Written problem: Set down the whole listing verbatim.

Data records:
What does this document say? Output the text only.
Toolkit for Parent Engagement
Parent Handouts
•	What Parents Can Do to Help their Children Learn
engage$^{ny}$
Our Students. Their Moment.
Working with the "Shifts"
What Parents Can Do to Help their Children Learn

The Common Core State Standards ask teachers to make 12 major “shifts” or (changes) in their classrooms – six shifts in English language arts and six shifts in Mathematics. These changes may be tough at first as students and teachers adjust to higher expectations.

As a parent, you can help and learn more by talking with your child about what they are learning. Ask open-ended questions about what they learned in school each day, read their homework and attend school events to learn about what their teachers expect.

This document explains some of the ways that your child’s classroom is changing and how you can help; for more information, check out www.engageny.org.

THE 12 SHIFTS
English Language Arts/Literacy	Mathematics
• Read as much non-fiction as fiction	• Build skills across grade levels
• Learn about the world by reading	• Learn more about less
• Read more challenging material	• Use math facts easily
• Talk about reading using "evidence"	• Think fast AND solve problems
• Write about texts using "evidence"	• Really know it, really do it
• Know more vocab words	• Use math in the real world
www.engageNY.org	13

Expected answer:
What does this document say? Output the text only.
Toolkit for Parent Engagement
Parent Handouts
•	What Parents Can Do to Help their Children Learn
engage$^{ny}$
Our Students. Their Moment.
Working with the "Shifts"
What Parents Can Do to Help their Children Learn

The Common Core State Standards ask teachers to make 12 major “shifts” or (changes) in their classrooms – six shifts in English language arts and six shifts in Mathematics. These changes may be tough at first as students and teachers adjust to higher expectations.

As a parent, you can help and learn more by talking with your child about what they are learning. Ask open-ended questions about what they learned in school each day, read their homework and attend school events to learn about what their teachers expect.

This document explains some of the ways that your child’s classroom is changing and how you can help; for more information, check out www.engageny.org.

THE 12 SHIFTS
English Language Arts/Literacy	Mathematics
• Read as much non-fiction as fiction	• Build skills across grade levels
• Learn about the world by reading	• Learn more about less
• Read more challenging material	• Use math facts easily
• Talk about reading using "evidence"	• Think fast AND solve problems
• Write about texts using "evidence"	• Really know it, really do it
• Know more vocab words	• Use math in the real world
www.engageNY.org	13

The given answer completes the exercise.